Records excerpted from a collection:
----

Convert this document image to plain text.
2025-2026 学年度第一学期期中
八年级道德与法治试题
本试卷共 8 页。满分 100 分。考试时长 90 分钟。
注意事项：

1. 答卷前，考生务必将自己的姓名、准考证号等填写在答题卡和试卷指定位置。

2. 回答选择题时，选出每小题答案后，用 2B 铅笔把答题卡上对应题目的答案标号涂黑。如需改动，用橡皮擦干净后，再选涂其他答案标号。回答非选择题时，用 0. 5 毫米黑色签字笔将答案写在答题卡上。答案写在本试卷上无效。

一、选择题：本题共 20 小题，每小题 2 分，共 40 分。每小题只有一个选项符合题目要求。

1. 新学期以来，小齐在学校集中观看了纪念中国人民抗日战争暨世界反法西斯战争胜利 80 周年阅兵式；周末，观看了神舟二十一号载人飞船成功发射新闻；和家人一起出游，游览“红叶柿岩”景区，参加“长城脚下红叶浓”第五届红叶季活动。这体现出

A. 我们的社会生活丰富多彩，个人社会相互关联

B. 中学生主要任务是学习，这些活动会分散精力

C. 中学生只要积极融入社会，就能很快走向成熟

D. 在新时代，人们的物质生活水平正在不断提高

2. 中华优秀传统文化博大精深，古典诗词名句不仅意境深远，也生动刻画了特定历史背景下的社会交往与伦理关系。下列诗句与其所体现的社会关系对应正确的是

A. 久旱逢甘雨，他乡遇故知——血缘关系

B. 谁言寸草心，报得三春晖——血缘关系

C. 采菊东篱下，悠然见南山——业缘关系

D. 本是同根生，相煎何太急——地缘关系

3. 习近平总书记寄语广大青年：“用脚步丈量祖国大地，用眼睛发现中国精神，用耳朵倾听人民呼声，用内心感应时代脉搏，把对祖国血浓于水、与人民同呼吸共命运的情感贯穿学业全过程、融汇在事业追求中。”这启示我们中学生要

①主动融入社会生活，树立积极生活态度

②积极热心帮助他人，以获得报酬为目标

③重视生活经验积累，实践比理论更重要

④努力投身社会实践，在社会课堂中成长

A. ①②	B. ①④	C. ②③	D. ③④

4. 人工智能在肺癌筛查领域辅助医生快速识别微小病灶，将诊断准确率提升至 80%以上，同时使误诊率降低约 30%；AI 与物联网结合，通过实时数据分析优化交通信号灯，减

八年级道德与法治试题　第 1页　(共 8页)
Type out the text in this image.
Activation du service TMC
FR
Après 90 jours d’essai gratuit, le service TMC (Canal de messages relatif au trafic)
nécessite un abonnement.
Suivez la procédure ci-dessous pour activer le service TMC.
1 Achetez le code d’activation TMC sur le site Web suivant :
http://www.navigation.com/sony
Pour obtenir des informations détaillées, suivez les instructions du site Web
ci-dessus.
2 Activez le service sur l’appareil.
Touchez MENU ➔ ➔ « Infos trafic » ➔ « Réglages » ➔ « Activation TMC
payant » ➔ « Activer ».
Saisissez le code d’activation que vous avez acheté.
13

----

THE EXERCISE -> Copy all lines above containing the string "this".

TASK RESULT ->
Convert this document image to plain text.
Type out the text in this image.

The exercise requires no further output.